--- BEGIN ---

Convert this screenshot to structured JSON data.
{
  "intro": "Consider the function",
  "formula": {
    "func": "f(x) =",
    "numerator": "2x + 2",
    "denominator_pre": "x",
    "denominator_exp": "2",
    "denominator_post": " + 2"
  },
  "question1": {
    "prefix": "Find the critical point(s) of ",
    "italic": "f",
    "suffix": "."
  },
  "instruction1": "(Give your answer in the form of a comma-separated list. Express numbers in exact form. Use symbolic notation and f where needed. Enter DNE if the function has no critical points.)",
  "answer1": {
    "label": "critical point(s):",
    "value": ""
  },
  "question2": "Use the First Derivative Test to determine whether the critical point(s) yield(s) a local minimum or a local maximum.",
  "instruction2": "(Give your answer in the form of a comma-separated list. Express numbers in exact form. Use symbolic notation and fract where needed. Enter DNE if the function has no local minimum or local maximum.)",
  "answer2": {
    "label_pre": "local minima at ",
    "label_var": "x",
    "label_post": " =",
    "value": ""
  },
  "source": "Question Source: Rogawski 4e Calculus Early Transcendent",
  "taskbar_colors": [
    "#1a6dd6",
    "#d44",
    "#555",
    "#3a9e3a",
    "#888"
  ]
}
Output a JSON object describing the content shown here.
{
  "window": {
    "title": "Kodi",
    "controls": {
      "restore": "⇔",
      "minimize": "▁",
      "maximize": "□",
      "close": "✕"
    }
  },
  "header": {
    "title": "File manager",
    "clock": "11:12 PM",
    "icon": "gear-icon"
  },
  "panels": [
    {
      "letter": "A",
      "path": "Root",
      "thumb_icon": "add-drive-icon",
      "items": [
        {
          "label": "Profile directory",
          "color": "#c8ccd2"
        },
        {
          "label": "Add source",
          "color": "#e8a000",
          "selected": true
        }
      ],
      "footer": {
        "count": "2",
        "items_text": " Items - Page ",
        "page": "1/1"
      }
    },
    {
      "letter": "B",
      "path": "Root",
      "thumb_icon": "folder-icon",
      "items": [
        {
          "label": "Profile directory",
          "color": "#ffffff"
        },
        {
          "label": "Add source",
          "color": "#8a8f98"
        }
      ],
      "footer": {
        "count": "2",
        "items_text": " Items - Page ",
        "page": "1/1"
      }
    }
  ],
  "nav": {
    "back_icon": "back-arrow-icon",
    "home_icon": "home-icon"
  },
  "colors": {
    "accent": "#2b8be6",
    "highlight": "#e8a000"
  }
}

--- END ---

# The exercise
Sift the material for lines with the string "your". Copy each one found.

# Full answer
  "instruction1": "(Give your answer in the form of a comma-separated list. Express numbers in exact form. Use symbolic notation and f where needed. Enter DNE if the function has no critical points.)",
  "instruction2": "(Give your answer in the form of a comma-separated list. Express numbers in exact form. Use symbolic notation and fract where needed. Enter DNE if the function has no local minimum or local maximum.)",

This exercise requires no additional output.